* **TASK DIRECTIONS**: A faithful transcription of all the data is required.

************

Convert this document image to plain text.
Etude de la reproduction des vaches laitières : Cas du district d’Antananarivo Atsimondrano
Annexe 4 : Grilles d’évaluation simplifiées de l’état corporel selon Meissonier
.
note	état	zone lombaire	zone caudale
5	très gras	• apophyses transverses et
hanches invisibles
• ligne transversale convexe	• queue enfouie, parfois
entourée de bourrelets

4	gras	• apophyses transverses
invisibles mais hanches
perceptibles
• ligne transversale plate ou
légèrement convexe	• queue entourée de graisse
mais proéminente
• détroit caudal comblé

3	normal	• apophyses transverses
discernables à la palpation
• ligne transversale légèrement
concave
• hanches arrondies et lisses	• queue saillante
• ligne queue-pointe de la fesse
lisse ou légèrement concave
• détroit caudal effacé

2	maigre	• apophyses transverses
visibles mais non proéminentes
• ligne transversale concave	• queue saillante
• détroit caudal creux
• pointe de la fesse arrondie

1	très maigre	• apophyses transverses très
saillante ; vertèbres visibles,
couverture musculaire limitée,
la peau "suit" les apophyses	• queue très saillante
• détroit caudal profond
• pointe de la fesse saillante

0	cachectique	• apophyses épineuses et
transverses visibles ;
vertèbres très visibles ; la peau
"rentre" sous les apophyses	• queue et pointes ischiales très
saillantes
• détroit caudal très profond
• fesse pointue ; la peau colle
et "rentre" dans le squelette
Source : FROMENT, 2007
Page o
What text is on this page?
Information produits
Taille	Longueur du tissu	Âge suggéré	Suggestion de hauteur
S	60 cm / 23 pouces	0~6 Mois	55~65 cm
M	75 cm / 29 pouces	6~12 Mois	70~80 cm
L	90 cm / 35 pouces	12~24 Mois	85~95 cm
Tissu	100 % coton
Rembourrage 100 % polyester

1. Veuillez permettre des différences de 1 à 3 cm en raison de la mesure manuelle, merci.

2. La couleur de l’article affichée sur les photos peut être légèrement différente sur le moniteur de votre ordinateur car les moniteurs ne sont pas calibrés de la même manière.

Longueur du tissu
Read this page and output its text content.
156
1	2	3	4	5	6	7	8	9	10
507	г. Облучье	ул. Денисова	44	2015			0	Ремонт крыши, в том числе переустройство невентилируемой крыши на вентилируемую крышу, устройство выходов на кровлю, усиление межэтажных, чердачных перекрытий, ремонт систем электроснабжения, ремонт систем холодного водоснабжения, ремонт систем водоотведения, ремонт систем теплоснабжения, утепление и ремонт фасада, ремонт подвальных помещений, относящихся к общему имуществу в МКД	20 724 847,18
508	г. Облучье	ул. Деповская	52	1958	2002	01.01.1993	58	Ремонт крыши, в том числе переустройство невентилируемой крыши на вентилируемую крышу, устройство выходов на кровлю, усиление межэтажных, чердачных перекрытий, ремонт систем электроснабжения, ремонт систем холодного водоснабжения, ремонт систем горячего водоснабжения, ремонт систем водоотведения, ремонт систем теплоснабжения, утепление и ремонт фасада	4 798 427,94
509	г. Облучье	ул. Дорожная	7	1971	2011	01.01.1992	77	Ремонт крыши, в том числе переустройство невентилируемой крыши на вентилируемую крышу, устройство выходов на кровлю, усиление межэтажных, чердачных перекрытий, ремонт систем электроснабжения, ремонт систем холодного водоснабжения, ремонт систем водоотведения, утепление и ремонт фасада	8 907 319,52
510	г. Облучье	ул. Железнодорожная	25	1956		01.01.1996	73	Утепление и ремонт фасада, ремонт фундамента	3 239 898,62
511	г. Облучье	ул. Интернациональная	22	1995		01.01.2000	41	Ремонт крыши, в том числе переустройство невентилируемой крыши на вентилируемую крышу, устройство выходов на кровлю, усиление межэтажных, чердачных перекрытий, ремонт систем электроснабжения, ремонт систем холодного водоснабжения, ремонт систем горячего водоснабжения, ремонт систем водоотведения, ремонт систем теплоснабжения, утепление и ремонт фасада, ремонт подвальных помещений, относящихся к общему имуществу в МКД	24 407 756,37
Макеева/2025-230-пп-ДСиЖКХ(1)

************

* **RESULT**:
Convert this document image to plain text.
Etude de la reproduction des vaches laitières : Cas du district d’Antananarivo Atsimondrano
Annexe 4 : Grilles d’évaluation simplifiées de l’état corporel selon Meissonier
.
note	état	zone lombaire	zone caudale
5	très gras	• apophyses transverses et
hanches invisibles
• ligne transversale convexe	• queue enfouie, parfois
entourée de bourrelets

4	gras	• apophyses transverses
invisibles mais hanches
perceptibles
• ligne transversale plate ou
légèrement convexe	• queue entourée de graisse
mais proéminente
• détroit caudal comblé

3	normal	• apophyses transverses
discernables à la palpation
• ligne transversale légèrement
concave
• hanches arrondies et lisses	• queue saillante
• ligne queue-pointe de la fesse
lisse ou légèrement concave
• détroit caudal effacé

2	maigre	• apophyses transverses
visibles mais non proéminentes
• ligne transversale concave	• queue saillante
• détroit caudal creux
• pointe de la fesse arrondie

1	très maigre	• apophyses transverses très
saillante ; vertèbres visibles,
couverture musculaire limitée,
la peau "suit" les apophyses	• queue très saillante
• détroit caudal profond
• pointe de la fesse saillante

0	cachectique	• apophyses épineuses et
transverses visibles ;
vertèbres très visibles ; la peau
"rentre" sous les apophyses	• queue et pointes ischiales très
saillantes
• détroit caudal très profond
• fesse pointue ; la peau colle
et "rentre" dans le squelette
Source : FROMENT, 2007
Page o
What text is on this page?
Information produits
Taille	Longueur du tissu	Âge suggéré	Suggestion de hauteur
S	60 cm / 23 pouces	0~6 Mois	55~65 cm
M	75 cm / 29 pouces	6~12 Mois	70~80 cm
L	90 cm / 35 pouces	12~24 Mois	85~95 cm
Tissu	100 % coton
Rembourrage 100 % polyester

1. Veuillez permettre des différences de 1 à 3 cm en raison de la mesure manuelle, merci.

2. La couleur de l’article affichée sur les photos peut être légèrement différente sur le moniteur de votre ordinateur car les moniteurs ne sont pas calibrés de la même manière.

Longueur du tissu
Read this page and output its text content.
156
1	2	3	4	5	6	7	8	9	10
507	г. Облучье	ул. Денисова	44	2015			0	Ремонт крыши, в том числе переустройство невентилируемой крыши на вентилируемую крышу, устройство выходов на кровлю, усиление межэтажных, чердачных перекрытий, ремонт систем электроснабжения, ремонт систем холодного водоснабжения, ремонт систем водоотведения, ремонт систем теплоснабжения, утепление и ремонт фасада, ремонт подвальных помещений, относящихся к общему имуществу в МКД	20 724 847,18
508	г. Облучье	ул. Деповская	52	1958	2002	01.01.1993	58	Ремонт крыши, в том числе переустройство невентилируемой крыши на вентилируемую крышу, устройство выходов на кровлю, усиление межэтажных, чердачных перекрытий, ремонт систем электроснабжения, ремонт систем холодного водоснабжения, ремонт систем горячего водоснабжения, ремонт систем водоотведения, ремонт систем теплоснабжения, утепление и ремонт фасада	4 798 427,94
509	г. Облучье	ул. Дорожная	7	1971	2011	01.01.1992	77	Ремонт крыши, в том числе переустройство невентилируемой крыши на вентилируемую крышу, устройство выходов на кровлю, усиление межэтажных, чердачных перекрытий, ремонт систем электроснабжения, ремонт систем холодного водоснабжения, ремонт систем водоотведения, утепление и ремонт фасада	8 907 319,52
510	г. Облучье	ул. Железнодорожная	25	1956		01.01.1996	73	Утепление и ремонт фасада, ремонт фундамента	3 239 898,62
511	г. Облучье	ул. Интернациональная	22	1995		01.01.2000	41	Ремонт крыши, в том числе переустройство невентилируемой крыши на вентилируемую крышу, устройство выходов на кровлю, усиление межэтажных, чердачных перекрытий, ремонт систем электроснабжения, ремонт систем холодного водоснабжения, ремонт систем горячего водоснабжения, ремонт систем водоотведения, ремонт систем теплоснабжения, утепление и ремонт фасада, ремонт подвальных помещений, относящихся к общему имуществу в МКД	24 407 756,37
Макеева/2025-230-пп-ДСиЖКХ(1)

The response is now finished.